Supplied information:
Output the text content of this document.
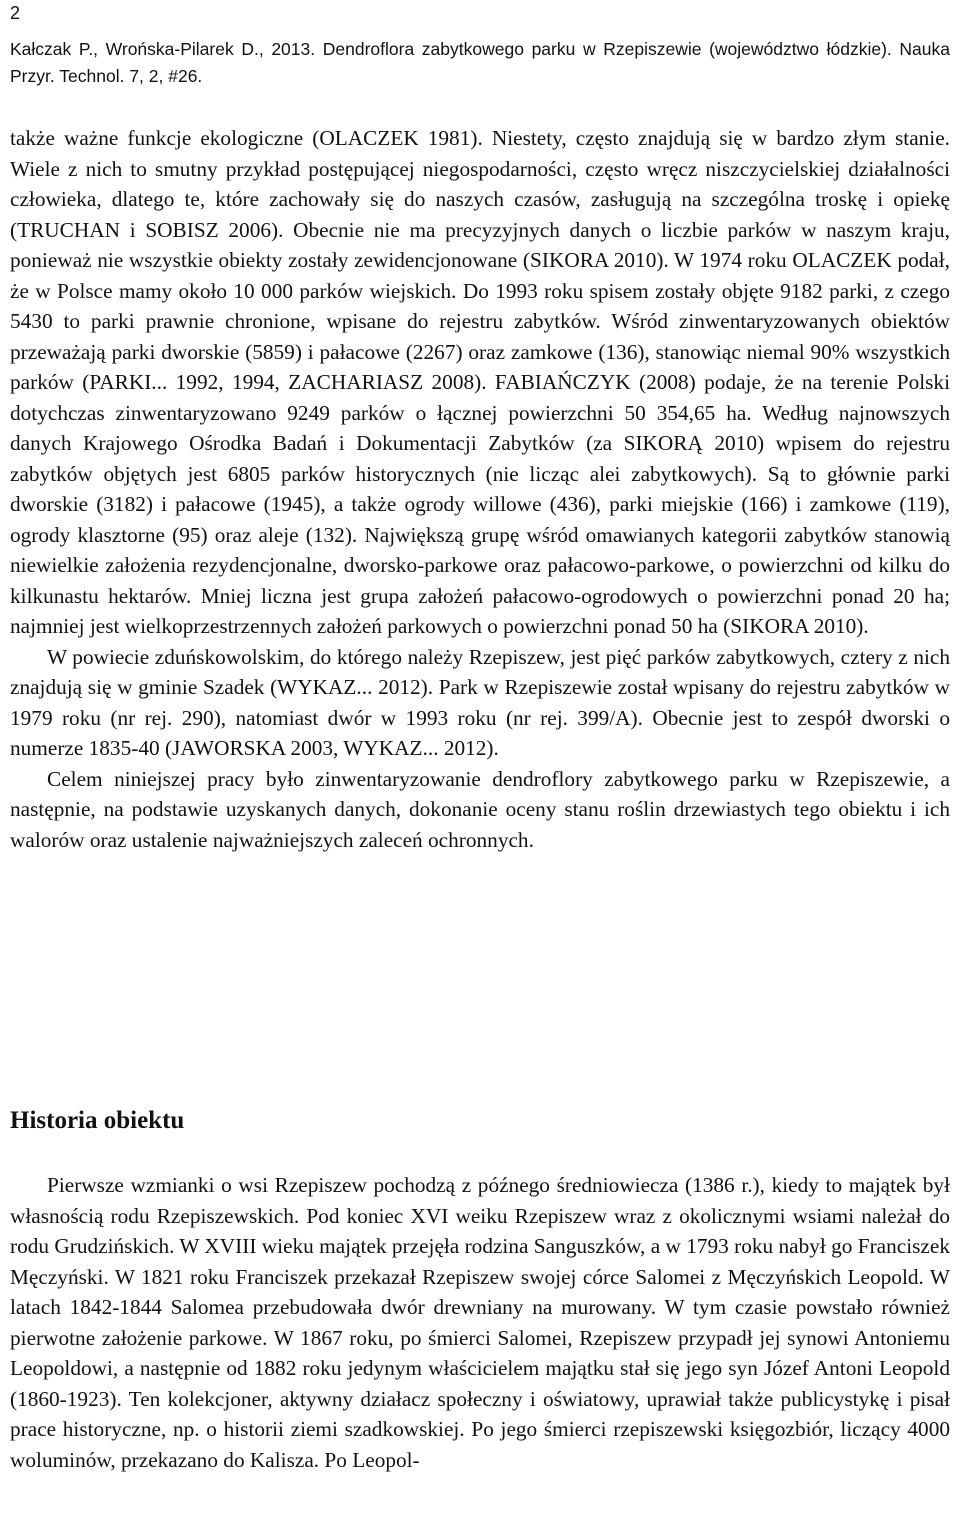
2
Kałczak P., Wrońska-Pilarek D., 2013. Dendroflora zabytkowego parku w Rzepiszewie (województwo łódzkie). Nauka Przyr. Technol. 7, 2, #26.

także ważne funkcje ekologiczne (OLACZEK 1981). Niestety, często znajdują się w bardzo złym stanie. Wiele z nich to smutny przykład postępującej niegospodarności, często wręcz niszczycielskiej działalności człowieka, dlatego te, które zachowały się do naszych czasów, zasługują na szczególna troskę i opiekę (TRUCHAN i SOBISZ 2006). Obecnie nie ma precyzyjnych danych o liczbie parków w naszym kraju, ponieważ nie wszystkie obiekty zostały zewidencjonowane (SIKORA 2010). W 1974 roku OLACZEK podał, że w Polsce mamy około 10 000 parków wiejskich. Do 1993 roku spisem zostały objęte 9182 parki, z czego 5430 to parki prawnie chronione, wpisane do rejestru zabytków. Wśród zinwentaryzowanych obiektów przeważają parki dworskie (5859) i pałacowe (2267) oraz zamkowe (136), stanowiąc niemal 90% wszystkich parków (PARKI... 1992, 1994, ZACHARIASZ 2008). FABIAŃCZYK (2008) podaje, że na terenie Polski dotychczas zinwentaryzowano 9249 parków o łącznej powierzchni 50 354,65 ha. Według najnowszych danych Krajowego Ośrodka Badań i Dokumentacji Zabytków (za SIKORĄ 2010) wpisem do rejestru zabytków objętych jest 6805 parków historycznych (nie licząc alei zabytkowych). Są to głównie parki dworskie (3182) i pałacowe (1945), a także ogrody willowe (436), parki miejskie (166) i zamkowe (119), ogrody klasztorne (95) oraz aleje (132). Największą grupę wśród omawianych kategorii zabytków stanowią niewielkie założenia rezydencjonalne, dworsko-parkowe oraz pałacowo-parkowe, o powierzchni od kilku do kilkunastu hektarów. Mniej liczna jest grupa założeń pałacowo-ogrodowych o powierzchni ponad 20 ha; najmniej jest wielkoprzestrzennych założeń parkowych o powierzchni ponad 50 ha (SIKORA 2010).

W powiecie zduńskowolskim, do którego należy Rzepiszew, jest pięć parków zabytkowych, cztery z nich znajdują się w gminie Szadek (WYKAZ... 2012). Park w Rzepiszewie został wpisany do rejestru zabytków w 1979 roku (nr rej. 290), natomiast dwór w 1993 roku (nr rej. 399/A). Obecnie jest to zespół dworski o numerze 1835-40 (JAWORSKA 2003, WYKAZ... 2012).

Celem niniejszej pracy było zinwentaryzowanie dendroflory zabytkowego parku w Rzepiszewie, a następnie, na podstawie uzyskanych danych, dokonanie oceny stanu roślin drzewiastych tego obiektu i ich walorów oraz ustalenie najważniejszych zaleceń ochronnych.

Historia obiektu

Pierwsze wzmianki o wsi Rzepiszew pochodzą z późnego średniowiecza (1386 r.), kiedy to majątek był własnością rodu Rzepiszewskich. Pod koniec XVI weiku Rzepiszew wraz z okolicznymi wsiami należał do rodu Grudzińskich. W XVIII wieku majątek przejęła rodzina Sanguszków, a w 1793 roku nabył go Franciszek Męczyński. W 1821 roku Franciszek przekazał Rzepiszew swojej córce Salomei z Męczyńskich Leopold. W latach 1842-1844 Salomea przebudowała dwór drewniany na murowany. W tym czasie powstało również pierwotne założenie parkowe. W 1867 roku, po śmierci Salomei, Rzepiszew przypadł jej synowi Antoniemu Leopoldowi, a następnie od 1882 roku jedynym właścicielem majątku stał się jego syn Józef Antoni Leopold (1860-1923). Ten kolekcjoner, aktywny działacz społeczny i oświatowy, uprawiał także publicystykę i pisał prace historyczne, np. o historii ziemi szadkowskiej. Po jego śmierci rzepiszewski księgozbiór, liczący 4000 woluminów, przekazano do Kalisza. Po Leopol-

What to work on: Gather and copy every line of the data in which the string "parku" is found.

Exercise response:
Kałczak P., Wrońska-Pilarek D., 2013. Dendroflora zabytkowego parku w Rzepiszewie (województwo łódzkie). Nauka Przyr. Technol. 7, 2, #26.
Celem niniejszej pracy było zinwentaryzowanie dendroflory zabytkowego parku w Rzepiszewie, a następnie, na podstawie uzyskanych danych, dokonanie oceny stanu roślin drzewiastych tego obiektu i ich walorów oraz ustalenie najważniejszych zaleceń ochronnych.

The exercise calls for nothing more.